[START OF GIVEN INFORMATION]
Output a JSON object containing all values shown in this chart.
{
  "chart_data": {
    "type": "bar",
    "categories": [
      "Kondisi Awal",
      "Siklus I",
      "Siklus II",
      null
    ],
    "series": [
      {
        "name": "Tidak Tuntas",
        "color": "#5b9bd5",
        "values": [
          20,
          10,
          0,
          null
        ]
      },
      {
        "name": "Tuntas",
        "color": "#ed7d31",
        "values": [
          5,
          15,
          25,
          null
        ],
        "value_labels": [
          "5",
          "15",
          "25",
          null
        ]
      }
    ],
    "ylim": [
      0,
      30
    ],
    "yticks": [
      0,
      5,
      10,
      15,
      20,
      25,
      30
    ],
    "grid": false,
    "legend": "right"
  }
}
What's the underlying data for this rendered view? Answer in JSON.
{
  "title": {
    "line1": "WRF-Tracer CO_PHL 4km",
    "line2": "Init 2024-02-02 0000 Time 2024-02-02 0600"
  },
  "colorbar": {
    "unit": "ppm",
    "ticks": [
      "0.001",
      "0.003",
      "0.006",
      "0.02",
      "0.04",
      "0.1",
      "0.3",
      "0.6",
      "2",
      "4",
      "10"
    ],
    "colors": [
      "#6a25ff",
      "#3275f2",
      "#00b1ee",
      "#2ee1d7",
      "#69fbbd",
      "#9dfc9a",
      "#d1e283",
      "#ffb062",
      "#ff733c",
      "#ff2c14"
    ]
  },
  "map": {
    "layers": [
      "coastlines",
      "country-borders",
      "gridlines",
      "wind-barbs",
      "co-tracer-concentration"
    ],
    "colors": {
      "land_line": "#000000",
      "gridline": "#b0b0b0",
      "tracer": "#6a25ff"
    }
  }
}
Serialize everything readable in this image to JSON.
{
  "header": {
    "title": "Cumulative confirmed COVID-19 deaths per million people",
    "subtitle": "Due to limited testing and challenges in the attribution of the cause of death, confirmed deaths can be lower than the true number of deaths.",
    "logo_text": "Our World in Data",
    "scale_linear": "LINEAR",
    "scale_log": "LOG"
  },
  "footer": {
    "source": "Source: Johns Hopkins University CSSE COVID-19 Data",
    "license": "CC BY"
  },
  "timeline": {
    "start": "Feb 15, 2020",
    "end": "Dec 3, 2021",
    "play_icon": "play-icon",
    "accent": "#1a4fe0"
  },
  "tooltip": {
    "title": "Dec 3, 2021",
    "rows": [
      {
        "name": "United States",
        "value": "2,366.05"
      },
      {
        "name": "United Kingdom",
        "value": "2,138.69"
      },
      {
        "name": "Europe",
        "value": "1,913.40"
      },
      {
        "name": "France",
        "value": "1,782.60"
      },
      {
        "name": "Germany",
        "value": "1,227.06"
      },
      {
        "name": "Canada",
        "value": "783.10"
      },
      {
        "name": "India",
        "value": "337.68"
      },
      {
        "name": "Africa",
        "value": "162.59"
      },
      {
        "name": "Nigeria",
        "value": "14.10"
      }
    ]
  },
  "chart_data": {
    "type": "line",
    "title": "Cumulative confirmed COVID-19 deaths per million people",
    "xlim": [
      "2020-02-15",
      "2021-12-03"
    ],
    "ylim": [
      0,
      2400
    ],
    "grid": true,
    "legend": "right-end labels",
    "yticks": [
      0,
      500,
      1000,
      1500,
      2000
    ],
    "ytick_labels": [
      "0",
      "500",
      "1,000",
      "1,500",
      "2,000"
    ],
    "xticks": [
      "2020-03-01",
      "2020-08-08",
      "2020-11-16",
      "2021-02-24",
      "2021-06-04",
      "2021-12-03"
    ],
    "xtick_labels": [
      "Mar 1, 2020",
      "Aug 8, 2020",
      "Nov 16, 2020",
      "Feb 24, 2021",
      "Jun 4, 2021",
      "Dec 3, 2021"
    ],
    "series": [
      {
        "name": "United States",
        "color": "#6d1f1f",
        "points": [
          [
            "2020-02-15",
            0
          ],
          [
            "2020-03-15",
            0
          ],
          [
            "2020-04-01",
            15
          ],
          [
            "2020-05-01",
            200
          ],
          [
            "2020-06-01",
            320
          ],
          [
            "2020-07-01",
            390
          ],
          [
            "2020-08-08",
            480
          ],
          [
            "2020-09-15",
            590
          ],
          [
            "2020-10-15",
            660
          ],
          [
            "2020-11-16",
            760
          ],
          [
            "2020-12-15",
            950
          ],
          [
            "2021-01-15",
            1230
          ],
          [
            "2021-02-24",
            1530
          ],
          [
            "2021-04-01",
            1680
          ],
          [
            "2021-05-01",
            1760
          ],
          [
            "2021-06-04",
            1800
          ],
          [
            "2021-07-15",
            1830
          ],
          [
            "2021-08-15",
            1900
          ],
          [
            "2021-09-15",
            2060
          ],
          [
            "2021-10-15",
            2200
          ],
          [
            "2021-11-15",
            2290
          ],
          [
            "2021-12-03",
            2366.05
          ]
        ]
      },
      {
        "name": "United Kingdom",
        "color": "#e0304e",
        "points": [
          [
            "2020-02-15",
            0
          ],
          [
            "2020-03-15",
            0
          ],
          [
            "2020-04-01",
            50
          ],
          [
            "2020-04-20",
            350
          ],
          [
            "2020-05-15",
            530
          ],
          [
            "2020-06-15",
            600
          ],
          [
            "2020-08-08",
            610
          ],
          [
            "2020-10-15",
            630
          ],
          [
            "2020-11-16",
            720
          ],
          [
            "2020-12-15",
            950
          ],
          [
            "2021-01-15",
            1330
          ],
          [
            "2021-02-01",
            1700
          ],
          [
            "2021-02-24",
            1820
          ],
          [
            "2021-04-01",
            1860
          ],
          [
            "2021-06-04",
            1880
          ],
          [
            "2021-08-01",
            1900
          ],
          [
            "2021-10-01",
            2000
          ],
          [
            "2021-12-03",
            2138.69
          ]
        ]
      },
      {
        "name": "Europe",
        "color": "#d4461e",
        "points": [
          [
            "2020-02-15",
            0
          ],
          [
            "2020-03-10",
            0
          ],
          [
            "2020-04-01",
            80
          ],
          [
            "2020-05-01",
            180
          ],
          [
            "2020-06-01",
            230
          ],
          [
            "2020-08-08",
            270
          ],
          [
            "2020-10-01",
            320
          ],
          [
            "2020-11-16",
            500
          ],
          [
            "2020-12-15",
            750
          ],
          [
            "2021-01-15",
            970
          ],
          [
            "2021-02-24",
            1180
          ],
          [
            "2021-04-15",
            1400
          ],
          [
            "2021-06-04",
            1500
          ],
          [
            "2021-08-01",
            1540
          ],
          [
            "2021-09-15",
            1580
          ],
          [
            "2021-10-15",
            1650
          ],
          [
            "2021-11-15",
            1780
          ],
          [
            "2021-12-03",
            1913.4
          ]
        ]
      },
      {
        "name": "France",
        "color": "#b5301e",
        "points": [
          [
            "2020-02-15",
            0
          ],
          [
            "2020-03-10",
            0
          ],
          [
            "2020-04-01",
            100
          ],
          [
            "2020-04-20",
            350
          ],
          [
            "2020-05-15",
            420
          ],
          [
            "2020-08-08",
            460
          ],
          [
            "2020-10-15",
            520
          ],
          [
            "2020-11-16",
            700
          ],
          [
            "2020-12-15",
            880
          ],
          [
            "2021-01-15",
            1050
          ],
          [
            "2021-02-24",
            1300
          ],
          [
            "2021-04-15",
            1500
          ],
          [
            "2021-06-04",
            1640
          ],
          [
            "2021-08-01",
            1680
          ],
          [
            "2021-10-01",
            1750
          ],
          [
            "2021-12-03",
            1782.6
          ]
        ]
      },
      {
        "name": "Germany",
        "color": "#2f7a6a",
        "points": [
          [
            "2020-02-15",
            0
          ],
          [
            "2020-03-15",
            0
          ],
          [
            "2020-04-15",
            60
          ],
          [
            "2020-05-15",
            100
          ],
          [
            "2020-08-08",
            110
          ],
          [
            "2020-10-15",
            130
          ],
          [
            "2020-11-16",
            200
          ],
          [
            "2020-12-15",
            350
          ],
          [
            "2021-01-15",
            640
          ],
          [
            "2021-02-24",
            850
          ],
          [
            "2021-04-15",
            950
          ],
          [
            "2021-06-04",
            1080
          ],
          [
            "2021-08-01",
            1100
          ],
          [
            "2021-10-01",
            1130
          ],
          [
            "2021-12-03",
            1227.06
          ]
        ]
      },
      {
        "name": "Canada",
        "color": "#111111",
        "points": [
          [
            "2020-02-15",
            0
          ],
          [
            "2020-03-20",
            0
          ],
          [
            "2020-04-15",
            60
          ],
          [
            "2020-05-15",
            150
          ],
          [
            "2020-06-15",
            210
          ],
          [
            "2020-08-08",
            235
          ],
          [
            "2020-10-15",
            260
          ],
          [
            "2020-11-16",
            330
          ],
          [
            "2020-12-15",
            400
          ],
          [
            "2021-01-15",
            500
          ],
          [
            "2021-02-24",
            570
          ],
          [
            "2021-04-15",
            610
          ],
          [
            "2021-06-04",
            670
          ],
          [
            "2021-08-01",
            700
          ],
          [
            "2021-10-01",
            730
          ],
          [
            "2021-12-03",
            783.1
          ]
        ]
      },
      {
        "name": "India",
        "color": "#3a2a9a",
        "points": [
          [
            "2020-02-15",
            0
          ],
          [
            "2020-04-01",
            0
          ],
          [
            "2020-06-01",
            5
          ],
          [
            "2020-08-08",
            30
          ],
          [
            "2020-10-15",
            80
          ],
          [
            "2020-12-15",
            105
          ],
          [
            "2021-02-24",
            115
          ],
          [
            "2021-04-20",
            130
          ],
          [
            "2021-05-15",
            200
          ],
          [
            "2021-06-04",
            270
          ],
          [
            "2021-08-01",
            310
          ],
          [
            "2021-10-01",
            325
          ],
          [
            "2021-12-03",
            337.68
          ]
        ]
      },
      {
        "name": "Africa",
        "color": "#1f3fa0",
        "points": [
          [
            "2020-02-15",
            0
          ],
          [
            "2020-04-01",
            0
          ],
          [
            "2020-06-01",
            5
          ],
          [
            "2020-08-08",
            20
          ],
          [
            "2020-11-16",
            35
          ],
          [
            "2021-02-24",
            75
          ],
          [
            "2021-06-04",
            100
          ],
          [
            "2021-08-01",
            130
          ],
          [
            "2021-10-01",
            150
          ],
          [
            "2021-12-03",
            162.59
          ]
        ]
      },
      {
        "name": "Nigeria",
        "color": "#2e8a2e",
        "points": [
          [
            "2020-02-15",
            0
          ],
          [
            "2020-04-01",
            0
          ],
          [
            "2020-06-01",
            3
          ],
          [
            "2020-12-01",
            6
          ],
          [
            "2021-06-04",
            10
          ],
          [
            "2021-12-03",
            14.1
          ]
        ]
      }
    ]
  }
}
[END OF GIVEN INFORMATION]
| GIVEN PROBLEM |
Determine how many lines of the material include the string "JSON". Output only that count.

| WRITTEN RESPONSE |
3